Instructions for the task | Every record below should be written out exactly; pictures stay out.

Dataset items |
● ● ● ● ●

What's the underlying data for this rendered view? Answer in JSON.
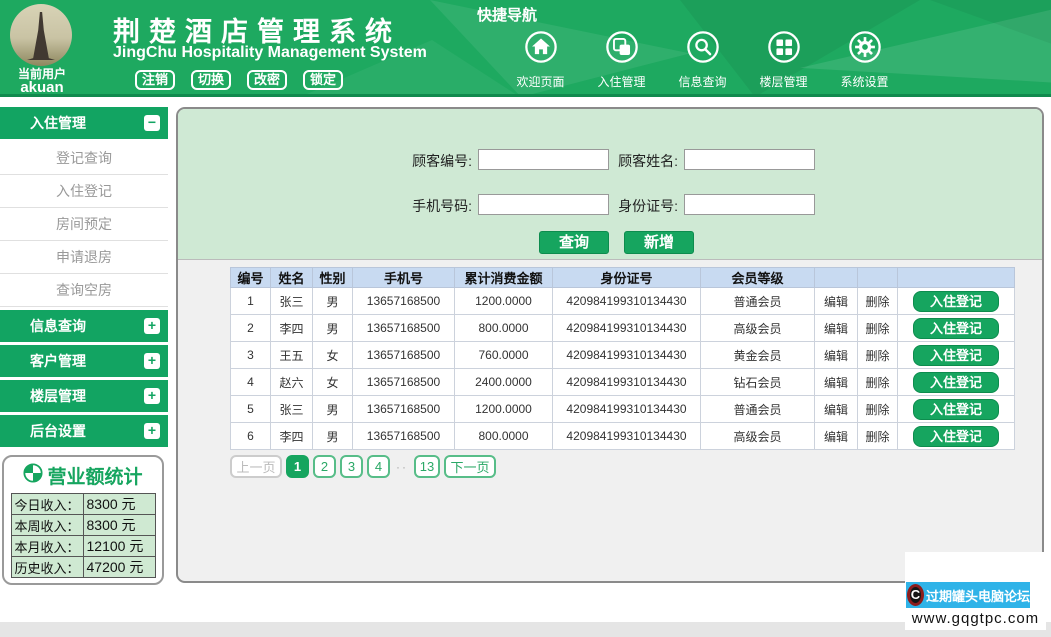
{
  "header": {
    "user": {
      "caption": "当前用户",
      "username": "akuan"
    },
    "title": "荆楚酒店管理系统",
    "subtitle": "JingChu Hospitality Management System",
    "user_buttons": [
      {
        "label": "注销"
      },
      {
        "label": "切换"
      },
      {
        "label": "改密"
      },
      {
        "label": "锁定"
      }
    ],
    "quick_nav_title": "快捷导航",
    "quick_nav": [
      {
        "label": "欢迎页面",
        "icon": "home-icon"
      },
      {
        "label": "入住管理",
        "icon": "checkin-windows-icon"
      },
      {
        "label": "信息查询",
        "icon": "search-icon"
      },
      {
        "label": "楼层管理",
        "icon": "floor-grid-icon"
      },
      {
        "label": "系统设置",
        "icon": "gear-icon"
      }
    ]
  },
  "sidebar": {
    "sections": [
      {
        "label": "入住管理",
        "expanded": true,
        "items": [
          "登记查询",
          "入住登记",
          "房间预定",
          "申请退房",
          "查询空房"
        ]
      },
      {
        "label": "信息查询",
        "expanded": false
      },
      {
        "label": "客户管理",
        "expanded": false
      },
      {
        "label": "楼层管理",
        "expanded": false
      },
      {
        "label": "后台设置",
        "expanded": false
      }
    ]
  },
  "stats": {
    "title": "营业额统计",
    "rows": [
      {
        "label": "今日收入：",
        "value": "8300 元"
      },
      {
        "label": "本周收入：",
        "value": "8300 元"
      },
      {
        "label": "本月收入：",
        "value": "12100 元"
      },
      {
        "label": "历史收入：",
        "value": "47200 元"
      }
    ]
  },
  "search_form": {
    "fields": [
      {
        "label": "顾客编号:",
        "value": ""
      },
      {
        "label": "顾客姓名:",
        "value": ""
      },
      {
        "label": "手机号码:",
        "value": ""
      },
      {
        "label": "身份证号:",
        "value": ""
      }
    ],
    "query_button": "查询",
    "add_button": "新增"
  },
  "table": {
    "headers": [
      "编号",
      "姓名",
      "性别",
      "手机号",
      "累计消费金额",
      "身份证号",
      "会员等级"
    ],
    "edit_label": "编辑",
    "delete_label": "删除",
    "checkin_label": "入住登记",
    "rows": [
      {
        "id": "1",
        "name": "张三",
        "gender": "男",
        "phone": "13657168500",
        "total": "1200.0000",
        "idcard": "420984199310134430",
        "level": "普通会员"
      },
      {
        "id": "2",
        "name": "李四",
        "gender": "男",
        "phone": "13657168500",
        "total": "800.0000",
        "idcard": "420984199310134430",
        "level": "高级会员"
      },
      {
        "id": "3",
        "name": "王五",
        "gender": "女",
        "phone": "13657168500",
        "total": "760.0000",
        "idcard": "420984199310134430",
        "level": "黄金会员"
      },
      {
        "id": "4",
        "name": "赵六",
        "gender": "女",
        "phone": "13657168500",
        "total": "2400.0000",
        "idcard": "420984199310134430",
        "level": "钻石会员"
      },
      {
        "id": "5",
        "name": "张三",
        "gender": "男",
        "phone": "13657168500",
        "total": "1200.0000",
        "idcard": "420984199310134430",
        "level": "普通会员"
      },
      {
        "id": "6",
        "name": "李四",
        "gender": "男",
        "phone": "13657168500",
        "total": "800.0000",
        "idcard": "420984199310134430",
        "level": "高级会员"
      }
    ]
  },
  "pagination": {
    "prev": "上一页",
    "pages": [
      "1",
      "2",
      "3",
      "4"
    ],
    "active_page": "1",
    "ellipsis": "··",
    "last_page": "13",
    "next": "下一页"
  },
  "watermark": {
    "line1": "过期罐头电脑论坛",
    "line2": "www.gqgtpc.com",
    "logo_letter": "C"
  },
  "colors": {
    "header_green": "#1ea960",
    "sidebar_green": "#12a462",
    "accent_green": "#16a55f",
    "form_bg_green": "#cfe9d4",
    "table_header_blue": "#c8daf1",
    "watermark_blue": "#2fb3e8",
    "footer_gray": "#e5e5e5"
  }
}
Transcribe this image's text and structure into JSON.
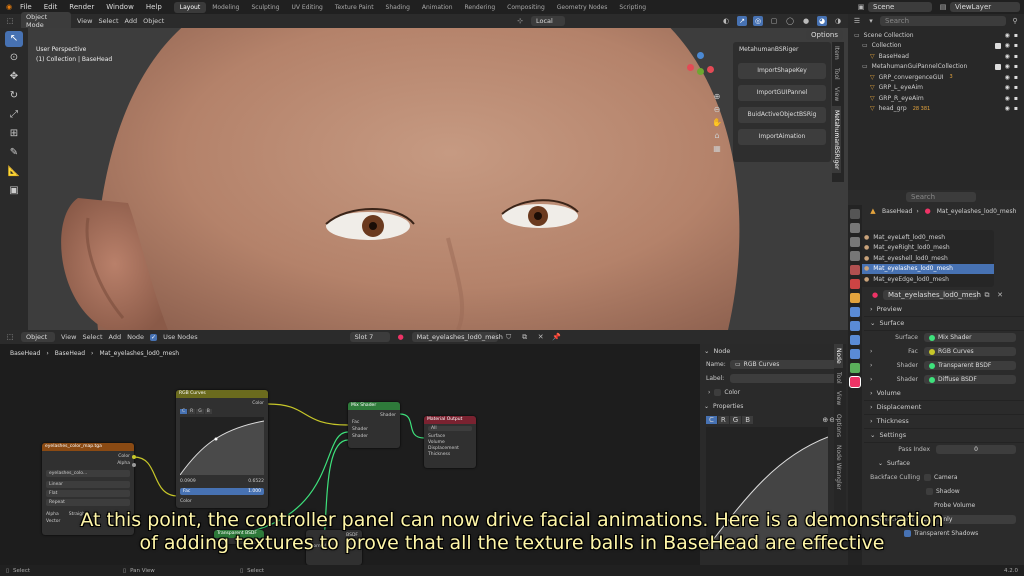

● ● ● ● ●

Task solution |
What's the underlying data for this rendered view? Answer in JSON.
{
  "header": {
    "user": {
      "caption": "当前用户",
      "username": "akuan"
    },
    "title": "荆楚酒店管理系统",
    "subtitle": "JingChu Hospitality Management System",
    "user_buttons": [
      {
        "label": "注销"
      },
      {
        "label": "切换"
      },
      {
        "label": "改密"
      },
      {
        "label": "锁定"
      }
    ],
    "quick_nav_title": "快捷导航",
    "quick_nav": [
      {
        "label": "欢迎页面",
        "icon": "home-icon"
      },
      {
        "label": "入住管理",
        "icon": "checkin-windows-icon"
      },
      {
        "label": "信息查询",
        "icon": "search-icon"
      },
      {
        "label": "楼层管理",
        "icon": "floor-grid-icon"
      },
      {
        "label": "系统设置",
        "icon": "gear-icon"
      }
    ]
  },
  "sidebar": {
    "sections": [
      {
        "label": "入住管理",
        "expanded": true,
        "items": [
          "登记查询",
          "入住登记",
          "房间预定",
          "申请退房",
          "查询空房"
        ]
      },
      {
        "label": "信息查询",
        "expanded": false
      },
      {
        "label": "客户管理",
        "expanded": false
      },
      {
        "label": "楼层管理",
        "expanded": false
      },
      {
        "label": "后台设置",
        "expanded": false
      }
    ]
  },
  "stats": {
    "title": "营业额统计",
    "rows": [
      {
        "label": "今日收入：",
        "value": "8300 元"
      },
      {
        "label": "本周收入：",
        "value": "8300 元"
      },
      {
        "label": "本月收入：",
        "value": "12100 元"
      },
      {
        "label": "历史收入：",
        "value": "47200 元"
      }
    ]
  },
  "search_form": {
    "fields": [
      {
        "label": "顾客编号:",
        "value": ""
      },
      {
        "label": "顾客姓名:",
        "value": ""
      },
      {
        "label": "手机号码:",
        "value": ""
      },
      {
        "label": "身份证号:",
        "value": ""
      }
    ],
    "query_button": "查询",
    "add_button": "新增"
  },
  "table": {
    "headers": [
      "编号",
      "姓名",
      "性别",
      "手机号",
      "累计消费金额",
      "身份证号",
      "会员等级"
    ],
    "edit_label": "编辑",
    "delete_label": "删除",
    "checkin_label": "入住登记",
    "rows": [
      {
        "id": "1",
        "name": "张三",
        "gender": "男",
        "phone": "13657168500",
        "total": "1200.0000",
        "idcard": "420984199310134430",
        "level": "普通会员"
      },
      {
        "id": "2",
        "name": "李四",
        "gender": "男",
        "phone": "13657168500",
        "total": "800.0000",
        "idcard": "420984199310134430",
        "level": "高级会员"
      },
      {
        "id": "3",
        "name": "王五",
        "gender": "女",
        "phone": "13657168500",
        "total": "760.0000",
        "idcard": "420984199310134430",
        "level": "黄金会员"
      },
      {
        "id": "4",
        "name": "赵六",
        "gender": "女",
        "phone": "13657168500",
        "total": "2400.0000",
        "idcard": "420984199310134430",
        "level": "钻石会员"
      },
      {
        "id": "5",
        "name": "张三",
        "gender": "男",
        "phone": "13657168500",
        "total": "1200.0000",
        "idcard": "420984199310134430",
        "level": "普通会员"
      },
      {
        "id": "6",
        "name": "李四",
        "gender": "男",
        "phone": "13657168500",
        "total": "800.0000",
        "idcard": "420984199310134430",
        "level": "高级会员"
      }
    ]
  },
  "pagination": {
    "prev": "上一页",
    "pages": [
      "1",
      "2",
      "3",
      "4"
    ],
    "active_page": "1",
    "ellipsis": "··",
    "last_page": "13",
    "next": "下一页"
  },
  "watermark": {
    "line1": "过期罐头电脑论坛",
    "line2": "www.gqgtpc.com",
    "logo_letter": "C"
  },
  "colors": {
    "header_green": "#1ea960",
    "sidebar_green": "#12a462",
    "accent_green": "#16a55f",
    "form_bg_green": "#cfe9d4",
    "table_header_blue": "#c8daf1",
    "watermark_blue": "#2fb3e8",
    "footer_gray": "#e5e5e5"
  }
}
Transcribe this image's text and structure into JSON.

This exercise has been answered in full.